THE PROBLEM: Will you give the material below again, every line exactly as it is?

DATA LINES:
-- Start --
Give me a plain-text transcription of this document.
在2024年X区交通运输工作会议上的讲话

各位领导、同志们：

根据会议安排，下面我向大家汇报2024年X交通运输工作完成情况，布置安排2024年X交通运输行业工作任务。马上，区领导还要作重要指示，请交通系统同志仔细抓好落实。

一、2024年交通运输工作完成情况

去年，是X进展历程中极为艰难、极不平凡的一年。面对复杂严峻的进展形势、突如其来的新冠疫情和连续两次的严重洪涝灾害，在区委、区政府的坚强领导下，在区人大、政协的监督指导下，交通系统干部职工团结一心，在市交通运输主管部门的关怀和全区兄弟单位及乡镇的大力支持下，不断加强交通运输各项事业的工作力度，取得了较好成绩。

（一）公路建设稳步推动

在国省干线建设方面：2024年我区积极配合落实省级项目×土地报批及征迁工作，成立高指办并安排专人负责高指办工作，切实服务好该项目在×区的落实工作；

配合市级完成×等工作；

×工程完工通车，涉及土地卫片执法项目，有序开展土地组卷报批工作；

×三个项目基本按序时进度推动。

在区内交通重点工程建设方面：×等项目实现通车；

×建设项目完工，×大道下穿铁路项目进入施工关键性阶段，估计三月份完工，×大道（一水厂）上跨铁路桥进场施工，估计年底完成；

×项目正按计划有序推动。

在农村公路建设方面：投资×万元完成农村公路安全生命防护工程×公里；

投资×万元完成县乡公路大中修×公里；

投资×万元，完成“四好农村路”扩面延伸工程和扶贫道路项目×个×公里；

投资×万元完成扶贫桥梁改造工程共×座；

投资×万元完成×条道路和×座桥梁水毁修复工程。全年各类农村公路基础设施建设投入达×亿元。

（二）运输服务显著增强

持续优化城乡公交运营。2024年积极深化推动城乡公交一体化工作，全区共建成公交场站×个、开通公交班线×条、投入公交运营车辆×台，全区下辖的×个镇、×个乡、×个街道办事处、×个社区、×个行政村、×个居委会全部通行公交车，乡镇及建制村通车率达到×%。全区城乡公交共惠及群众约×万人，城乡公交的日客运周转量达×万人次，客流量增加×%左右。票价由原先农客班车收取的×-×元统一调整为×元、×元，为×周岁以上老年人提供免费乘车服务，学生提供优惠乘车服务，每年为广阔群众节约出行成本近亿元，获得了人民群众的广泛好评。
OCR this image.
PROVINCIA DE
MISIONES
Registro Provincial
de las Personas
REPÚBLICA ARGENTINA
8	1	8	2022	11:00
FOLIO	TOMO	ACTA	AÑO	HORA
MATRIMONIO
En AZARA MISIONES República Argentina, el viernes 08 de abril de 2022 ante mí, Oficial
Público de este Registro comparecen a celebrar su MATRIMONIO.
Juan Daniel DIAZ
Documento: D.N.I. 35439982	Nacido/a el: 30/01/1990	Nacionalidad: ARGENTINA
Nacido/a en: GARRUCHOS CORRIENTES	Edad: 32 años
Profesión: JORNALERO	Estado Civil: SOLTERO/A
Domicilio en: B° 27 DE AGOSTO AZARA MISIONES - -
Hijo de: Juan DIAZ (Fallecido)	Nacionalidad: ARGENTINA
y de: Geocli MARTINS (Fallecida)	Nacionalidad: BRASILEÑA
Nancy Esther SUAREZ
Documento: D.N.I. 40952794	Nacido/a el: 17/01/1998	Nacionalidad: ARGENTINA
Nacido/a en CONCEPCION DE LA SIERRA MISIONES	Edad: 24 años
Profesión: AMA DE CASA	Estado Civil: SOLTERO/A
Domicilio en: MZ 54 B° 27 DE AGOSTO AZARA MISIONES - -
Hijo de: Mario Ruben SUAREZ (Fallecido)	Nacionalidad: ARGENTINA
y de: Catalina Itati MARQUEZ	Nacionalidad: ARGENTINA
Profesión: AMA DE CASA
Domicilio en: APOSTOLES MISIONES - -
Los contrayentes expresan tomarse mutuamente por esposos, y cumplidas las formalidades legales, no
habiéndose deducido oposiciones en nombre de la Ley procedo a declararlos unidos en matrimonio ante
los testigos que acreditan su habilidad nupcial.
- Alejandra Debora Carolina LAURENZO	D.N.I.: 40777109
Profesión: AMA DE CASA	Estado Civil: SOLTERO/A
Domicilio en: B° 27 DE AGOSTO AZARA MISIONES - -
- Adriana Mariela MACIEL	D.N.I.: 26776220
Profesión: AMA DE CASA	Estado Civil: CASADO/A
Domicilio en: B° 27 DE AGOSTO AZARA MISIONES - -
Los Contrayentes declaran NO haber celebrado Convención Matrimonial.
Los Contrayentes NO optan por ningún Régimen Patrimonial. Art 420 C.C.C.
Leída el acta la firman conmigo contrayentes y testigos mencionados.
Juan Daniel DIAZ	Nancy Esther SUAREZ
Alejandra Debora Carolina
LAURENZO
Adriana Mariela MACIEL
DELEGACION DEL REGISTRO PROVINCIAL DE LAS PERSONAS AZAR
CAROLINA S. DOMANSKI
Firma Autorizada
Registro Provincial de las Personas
-- End --
ANSWER FOR THE TASK:
Give me a plain-text transcription of this document.
在2024年X区交通运输工作会议上的讲话

各位领导、同志们：

根据会议安排，下面我向大家汇报2024年X交通运输工作完成情况，布置安排2024年X交通运输行业工作任务。马上，区领导还要作重要指示，请交通系统同志仔细抓好落实。

一、2024年交通运输工作完成情况

去年，是X进展历程中极为艰难、极不平凡的一年。面对复杂严峻的进展形势、突如其来的新冠疫情和连续两次的严重洪涝灾害，在区委、区政府的坚强领导下，在区人大、政协的监督指导下，交通系统干部职工团结一心，在市交通运输主管部门的关怀和全区兄弟单位及乡镇的大力支持下，不断加强交通运输各项事业的工作力度，取得了较好成绩。

（一）公路建设稳步推动

在国省干线建设方面：2024年我区积极配合落实省级项目×土地报批及征迁工作，成立高指办并安排专人负责高指办工作，切实服务好该项目在×区的落实工作；

配合市级完成×等工作；

×工程完工通车，涉及土地卫片执法项目，有序开展土地组卷报批工作；

×三个项目基本按序时进度推动。

在区内交通重点工程建设方面：×等项目实现通车；

×建设项目完工，×大道下穿铁路项目进入施工关键性阶段，估计三月份完工，×大道（一水厂）上跨铁路桥进场施工，估计年底完成；

×项目正按计划有序推动。

在农村公路建设方面：投资×万元完成农村公路安全生命防护工程×公里；

投资×万元完成县乡公路大中修×公里；

投资×万元，完成“四好农村路”扩面延伸工程和扶贫道路项目×个×公里；

投资×万元完成扶贫桥梁改造工程共×座；

投资×万元完成×条道路和×座桥梁水毁修复工程。全年各类农村公路基础设施建设投入达×亿元。

（二）运输服务显著增强

持续优化城乡公交运营。2024年积极深化推动城乡公交一体化工作，全区共建成公交场站×个、开通公交班线×条、投入公交运营车辆×台，全区下辖的×个镇、×个乡、×个街道办事处、×个社区、×个行政村、×个居委会全部通行公交车，乡镇及建制村通车率达到×%。全区城乡公交共惠及群众约×万人，城乡公交的日客运周转量达×万人次，客流量增加×%左右。票价由原先农客班车收取的×-×元统一调整为×元、×元，为×周岁以上老年人提供免费乘车服务，学生提供优惠乘车服务，每年为广阔群众节约出行成本近亿元，获得了人民群众的广泛好评。
OCR this image.
PROVINCIA DE
MISIONES
Registro Provincial
de las Personas
REPÚBLICA ARGENTINA
8	1	8	2022	11:00
FOLIO	TOMO	ACTA	AÑO	HORA
MATRIMONIO
En AZARA MISIONES República Argentina, el viernes 08 de abril de 2022 ante mí, Oficial
Público de este Registro comparecen a celebrar su MATRIMONIO.
Juan Daniel DIAZ
Documento: D.N.I. 35439982	Nacido/a el: 30/01/1990	Nacionalidad: ARGENTINA
Nacido/a en: GARRUCHOS CORRIENTES	Edad: 32 años
Profesión: JORNALERO	Estado Civil: SOLTERO/A
Domicilio en: B° 27 DE AGOSTO AZARA MISIONES - -
Hijo de: Juan DIAZ (Fallecido)	Nacionalidad: ARGENTINA
y de: Geocli MARTINS (Fallecida)	Nacionalidad: BRASILEÑA
Nancy Esther SUAREZ
Documento: D.N.I. 40952794	Nacido/a el: 17/01/1998	Nacionalidad: ARGENTINA
Nacido/a en CONCEPCION DE LA SIERRA MISIONES	Edad: 24 años
Profesión: AMA DE CASA	Estado Civil: SOLTERO/A
Domicilio en: MZ 54 B° 27 DE AGOSTO AZARA MISIONES - -
Hijo de: Mario Ruben SUAREZ (Fallecido)	Nacionalidad: ARGENTINA
y de: Catalina Itati MARQUEZ	Nacionalidad: ARGENTINA
Profesión: AMA DE CASA
Domicilio en: APOSTOLES MISIONES - -
Los contrayentes expresan tomarse mutuamente por esposos, y cumplidas las formalidades legales, no
habiéndose deducido oposiciones en nombre de la Ley procedo a declararlos unidos en matrimonio ante
los testigos que acreditan su habilidad nupcial.
- Alejandra Debora Carolina LAURENZO	D.N.I.: 40777109
Profesión: AMA DE CASA	Estado Civil: SOLTERO/A
Domicilio en: B° 27 DE AGOSTO AZARA MISIONES - -
- Adriana Mariela MACIEL	D.N.I.: 26776220
Profesión: AMA DE CASA	Estado Civil: CASADO/A
Domicilio en: B° 27 DE AGOSTO AZARA MISIONES - -
Los Contrayentes declaran NO haber celebrado Convención Matrimonial.
Los Contrayentes NO optan por ningún Régimen Patrimonial. Art 420 C.C.C.
Leída el acta la firman conmigo contrayentes y testigos mencionados.
Juan Daniel DIAZ	Nancy Esther SUAREZ
Alejandra Debora Carolina
LAURENZO
Adriana Mariela MACIEL
DELEGACION DEL REGISTRO PROVINCIAL DE LAS PERSONAS AZAR
CAROLINA S. DOMANSKI
Firma Autorizada
Registro Provincial de las Personas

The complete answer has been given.